┌─ Records
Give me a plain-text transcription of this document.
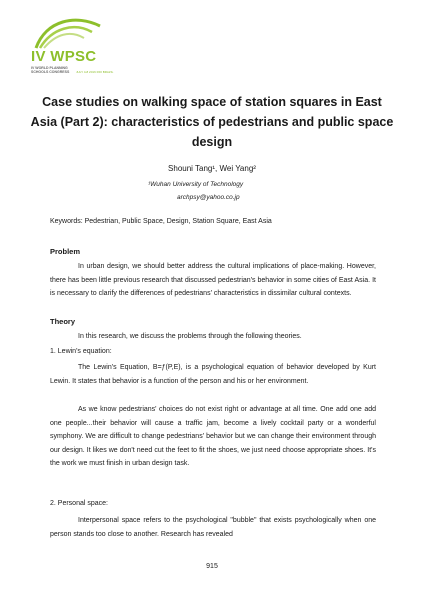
IV WPSC
IV WORLD PLANNING SCHOOLS CONGRESS	JULY 4-8 2016 RIO BRAZIL
Case studies on walking space of station squares in East Asia (Part 2): characteristics of pedestrians and public space design
Shouni Tang¹, Wei Yang²
¹Wuhan University of Technology
archpsy@yahoo.co.jp
Keywords: Pedestrian, Public Space, Design, Station Square, East Asia
Problem
In urban design, we should better address the cultural implications of place-making. However, there has been little previous research that discussed pedestrian's behavior in some cities of East Asia. It is necessary to clarify the differences of pedestrians' characteristics in dissimilar cultural contexts.
Theory
In this research, we discuss the problems through the following theories.
1. Lewin's equation:
The Lewin's Equation, B=ƒ(P,E), is a psychological equation of behavior developed by Kurt Lewin. It states that behavior is a function of the person and his or her environment.
As we know pedestrians' choices do not exist right or advantage at all time. One add one add one people...their behavior will cause a traffic jam, become a lively cocktail party or a wonderful symphony. We are difficult to change pedestrians' behavior but we can change their environment through our design. It likes we don't need cut the feet to fit the shoes, we just need choose appropriate shoes. It's the work we must finish in urban design task.
2. Personal space:
Interpersonal space refers to the psychological "bubble" that exists psychologically when one person stands too close to another. Research has revealed
915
└─
The records above are to be quoted exactly, with all pictures left out.

(Task answer)
Give me a plain-text transcription of this document.
IV WPSC
IV WORLD PLANNING SCHOOLS CONGRESS	JULY 4-8 2016 RIO BRAZIL
Case studies on walking space of station squares in East Asia (Part 2): characteristics of pedestrians and public space design
Shouni Tang¹, Wei Yang²
¹Wuhan University of Technology
archpsy@yahoo.co.jp
Keywords: Pedestrian, Public Space, Design, Station Square, East Asia
Problem
In urban design, we should better address the cultural implications of place-making. However, there has been little previous research that discussed pedestrian's behavior in some cities of East Asia. It is necessary to clarify the differences of pedestrians' characteristics in dissimilar cultural contexts.
Theory
In this research, we discuss the problems through the following theories.
1. Lewin's equation:
The Lewin's Equation, B=ƒ(P,E), is a psychological equation of behavior developed by Kurt Lewin. It states that behavior is a function of the person and his or her environment.
As we know pedestrians' choices do not exist right or advantage at all time. One add one add one people...their behavior will cause a traffic jam, become a lively cocktail party or a wonderful symphony. We are difficult to change pedestrians' behavior but we can change their environment through our design. It likes we don't need cut the feet to fit the shoes, we just need choose appropriate shoes. It's the work we must finish in urban design task.
2. Personal space:
Interpersonal space refers to the psychological "bubble" that exists psychologically when one person stands too close to another. Research has revealed
915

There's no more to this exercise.